Task statement: Output all of the data below exactly as given.
####################
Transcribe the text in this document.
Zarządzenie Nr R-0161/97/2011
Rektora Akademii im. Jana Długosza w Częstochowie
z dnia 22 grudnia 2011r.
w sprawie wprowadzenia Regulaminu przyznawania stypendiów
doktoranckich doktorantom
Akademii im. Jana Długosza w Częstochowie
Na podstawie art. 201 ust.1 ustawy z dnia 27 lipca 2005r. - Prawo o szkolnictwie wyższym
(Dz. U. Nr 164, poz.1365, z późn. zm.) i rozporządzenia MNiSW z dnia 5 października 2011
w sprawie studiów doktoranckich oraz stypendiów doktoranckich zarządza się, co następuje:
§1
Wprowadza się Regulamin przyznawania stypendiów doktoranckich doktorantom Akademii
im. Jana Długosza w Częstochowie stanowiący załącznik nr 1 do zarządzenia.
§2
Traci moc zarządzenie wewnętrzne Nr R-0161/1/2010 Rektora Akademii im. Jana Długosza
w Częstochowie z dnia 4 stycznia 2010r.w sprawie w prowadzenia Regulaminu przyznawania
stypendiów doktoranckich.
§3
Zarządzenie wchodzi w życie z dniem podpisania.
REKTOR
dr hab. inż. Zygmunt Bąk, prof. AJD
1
####################
Result of this exercise:
Transcribe the text in this document.
Zarządzenie Nr R-0161/97/2011
Rektora Akademii im. Jana Długosza w Częstochowie
z dnia 22 grudnia 2011r.
w sprawie wprowadzenia Regulaminu przyznawania stypendiów
doktoranckich doktorantom
Akademii im. Jana Długosza w Częstochowie
Na podstawie art. 201 ust.1 ustawy z dnia 27 lipca 2005r. - Prawo o szkolnictwie wyższym
(Dz. U. Nr 164, poz.1365, z późn. zm.) i rozporządzenia MNiSW z dnia 5 października 2011
w sprawie studiów doktoranckich oraz stypendiów doktoranckich zarządza się, co następuje:
§1
Wprowadza się Regulamin przyznawania stypendiów doktoranckich doktorantom Akademii
im. Jana Długosza w Częstochowie stanowiący załącznik nr 1 do zarządzenia.
§2
Traci moc zarządzenie wewnętrzne Nr R-0161/1/2010 Rektora Akademii im. Jana Długosza
w Częstochowie z dnia 4 stycznia 2010r.w sprawie w prowadzenia Regulaminu przyznawania
stypendiów doktoranckich.
§3
Zarządzenie wchodzi w życie z dniem podpisania.
REKTOR
dr hab. inż. Zygmunt Bąk, prof. AJD
1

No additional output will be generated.